** Begin Exercise materials **
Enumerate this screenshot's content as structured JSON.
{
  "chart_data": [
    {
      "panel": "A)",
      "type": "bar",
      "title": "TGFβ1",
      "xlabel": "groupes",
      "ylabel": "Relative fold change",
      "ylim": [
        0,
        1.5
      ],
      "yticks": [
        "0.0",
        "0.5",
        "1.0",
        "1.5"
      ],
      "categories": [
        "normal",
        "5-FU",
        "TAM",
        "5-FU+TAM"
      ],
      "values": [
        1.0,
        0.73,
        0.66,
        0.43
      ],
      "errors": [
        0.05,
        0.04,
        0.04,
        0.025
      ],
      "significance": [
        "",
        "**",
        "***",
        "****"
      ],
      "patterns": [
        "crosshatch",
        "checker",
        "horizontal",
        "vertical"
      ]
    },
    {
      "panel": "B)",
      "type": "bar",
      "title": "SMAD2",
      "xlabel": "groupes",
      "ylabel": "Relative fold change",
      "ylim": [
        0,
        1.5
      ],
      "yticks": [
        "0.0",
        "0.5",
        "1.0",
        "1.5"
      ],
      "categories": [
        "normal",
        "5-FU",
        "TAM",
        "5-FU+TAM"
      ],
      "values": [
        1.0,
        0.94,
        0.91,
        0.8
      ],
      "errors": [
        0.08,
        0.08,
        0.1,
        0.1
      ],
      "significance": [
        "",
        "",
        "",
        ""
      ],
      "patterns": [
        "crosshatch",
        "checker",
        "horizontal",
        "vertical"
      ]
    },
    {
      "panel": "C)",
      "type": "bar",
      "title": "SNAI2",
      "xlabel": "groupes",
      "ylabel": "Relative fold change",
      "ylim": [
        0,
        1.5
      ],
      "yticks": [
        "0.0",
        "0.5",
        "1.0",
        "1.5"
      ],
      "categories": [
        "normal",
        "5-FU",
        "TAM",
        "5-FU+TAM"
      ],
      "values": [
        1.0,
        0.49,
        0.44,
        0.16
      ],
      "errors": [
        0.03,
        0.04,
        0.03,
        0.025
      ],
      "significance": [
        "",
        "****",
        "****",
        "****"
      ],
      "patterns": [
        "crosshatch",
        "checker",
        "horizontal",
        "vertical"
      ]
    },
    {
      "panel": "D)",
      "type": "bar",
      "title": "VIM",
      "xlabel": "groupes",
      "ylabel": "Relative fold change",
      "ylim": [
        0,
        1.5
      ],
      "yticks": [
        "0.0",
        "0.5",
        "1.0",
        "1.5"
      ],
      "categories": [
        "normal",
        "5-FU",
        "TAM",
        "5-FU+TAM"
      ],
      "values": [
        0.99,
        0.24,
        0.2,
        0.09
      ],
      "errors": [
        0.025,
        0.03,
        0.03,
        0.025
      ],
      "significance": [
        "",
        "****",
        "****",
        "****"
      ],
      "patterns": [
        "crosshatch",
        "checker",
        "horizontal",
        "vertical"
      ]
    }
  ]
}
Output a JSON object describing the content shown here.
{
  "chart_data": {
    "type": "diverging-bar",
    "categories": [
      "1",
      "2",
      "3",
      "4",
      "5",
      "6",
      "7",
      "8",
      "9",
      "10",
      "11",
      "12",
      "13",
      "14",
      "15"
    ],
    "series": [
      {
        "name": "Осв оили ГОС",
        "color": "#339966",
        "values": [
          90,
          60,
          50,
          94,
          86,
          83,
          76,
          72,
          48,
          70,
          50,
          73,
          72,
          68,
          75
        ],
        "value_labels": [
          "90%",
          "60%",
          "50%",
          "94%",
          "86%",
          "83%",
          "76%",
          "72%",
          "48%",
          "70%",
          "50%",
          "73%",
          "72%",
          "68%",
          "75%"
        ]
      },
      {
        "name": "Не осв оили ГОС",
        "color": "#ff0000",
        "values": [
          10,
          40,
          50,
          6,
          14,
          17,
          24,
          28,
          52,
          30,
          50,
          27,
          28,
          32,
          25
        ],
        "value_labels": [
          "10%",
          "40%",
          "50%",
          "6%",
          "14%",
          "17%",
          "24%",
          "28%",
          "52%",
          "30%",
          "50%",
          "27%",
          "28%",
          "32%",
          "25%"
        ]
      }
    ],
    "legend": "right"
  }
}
** End Exercise materials **
- _Given request_
Can you restate every record above word for word?

- _Written answer_
Enumerate this screenshot's content as structured JSON.
{
  "chart_data": [
    {
      "panel": "A)",
      "type": "bar",
      "title": "TGFβ1",
      "xlabel": "groupes",
      "ylabel": "Relative fold change",
      "ylim": [
        0,
        1.5
      ],
      "yticks": [
        "0.0",
        "0.5",
        "1.0",
        "1.5"
      ],
      "categories": [
        "normal",
        "5-FU",
        "TAM",
        "5-FU+TAM"
      ],
      "values": [
        1.0,
        0.73,
        0.66,
        0.43
      ],
      "errors": [
        0.05,
        0.04,
        0.04,
        0.025
      ],
      "significance": [
        "",
        "**",
        "***",
        "****"
      ],
      "patterns": [
        "crosshatch",
        "checker",
        "horizontal",
        "vertical"
      ]
    },
    {
      "panel": "B)",
      "type": "bar",
      "title": "SMAD2",
      "xlabel": "groupes",
      "ylabel": "Relative fold change",
      "ylim": [
        0,
        1.5
      ],
      "yticks": [
        "0.0",
        "0.5",
        "1.0",
        "1.5"
      ],
      "categories": [
        "normal",
        "5-FU",
        "TAM",
        "5-FU+TAM"
      ],
      "values": [
        1.0,
        0.94,
        0.91,
        0.8
      ],
      "errors": [
        0.08,
        0.08,
        0.1,
        0.1
      ],
      "significance": [
        "",
        "",
        "",
        ""
      ],
      "patterns": [
        "crosshatch",
        "checker",
        "horizontal",
        "vertical"
      ]
    },
    {
      "panel": "C)",
      "type": "bar",
      "title": "SNAI2",
      "xlabel": "groupes",
      "ylabel": "Relative fold change",
      "ylim": [
        0,
        1.5
      ],
      "yticks": [
        "0.0",
        "0.5",
        "1.0",
        "1.5"
      ],
      "categories": [
        "normal",
        "5-FU",
        "TAM",
        "5-FU+TAM"
      ],
      "values": [
        1.0,
        0.49,
        0.44,
        0.16
      ],
      "errors": [
        0.03,
        0.04,
        0.03,
        0.025
      ],
      "significance": [
        "",
        "****",
        "****",
        "****"
      ],
      "patterns": [
        "crosshatch",
        "checker",
        "horizontal",
        "vertical"
      ]
    },
    {
      "panel": "D)",
      "type": "bar",
      "title": "VIM",
      "xlabel": "groupes",
      "ylabel": "Relative fold change",
      "ylim": [
        0,
        1.5
      ],
      "yticks": [
        "0.0",
        "0.5",
        "1.0",
        "1.5"
      ],
      "categories": [
        "normal",
        "5-FU",
        "TAM",
        "5-FU+TAM"
      ],
      "values": [
        0.99,
        0.24,
        0.2,
        0.09
      ],
      "errors": [
        0.025,
        0.03,
        0.03,
        0.025
      ],
      "significance": [
        "",
        "****",
        "****",
        "****"
      ],
      "patterns": [
        "crosshatch",
        "checker",
        "horizontal",
        "vertical"
      ]
    }
  ]
}
Output a JSON object describing the content shown here.
{
  "chart_data": {
    "type": "diverging-bar",
    "categories": [
      "1",
      "2",
      "3",
      "4",
      "5",
      "6",
      "7",
      "8",
      "9",
      "10",
      "11",
      "12",
      "13",
      "14",
      "15"
    ],
    "series": [
      {
        "name": "Осв оили ГОС",
        "color": "#339966",
        "values": [
          90,
          60,
          50,
          94,
          86,
          83,
          76,
          72,
          48,
          70,
          50,
          73,
          72,
          68,
          75
        ],
        "value_labels": [
          "90%",
          "60%",
          "50%",
          "94%",
          "86%",
          "83%",
          "76%",
          "72%",
          "48%",
          "70%",
          "50%",
          "73%",
          "72%",
          "68%",
          "75%"
        ]
      },
      {
        "name": "Не осв оили ГОС",
        "color": "#ff0000",
        "values": [
          10,
          40,
          50,
          6,
          14,
          17,
          24,
          28,
          52,
          30,
          50,
          27,
          28,
          32,
          25
        ],
        "value_labels": [
          "10%",
          "40%",
          "50%",
          "6%",
          "14%",
          "17%",
          "24%",
          "28%",
          "52%",
          "30%",
          "50%",
          "27%",
          "28%",
          "32%",
          "25%"
        ]
      }
    ],
    "legend": "right"
  }
}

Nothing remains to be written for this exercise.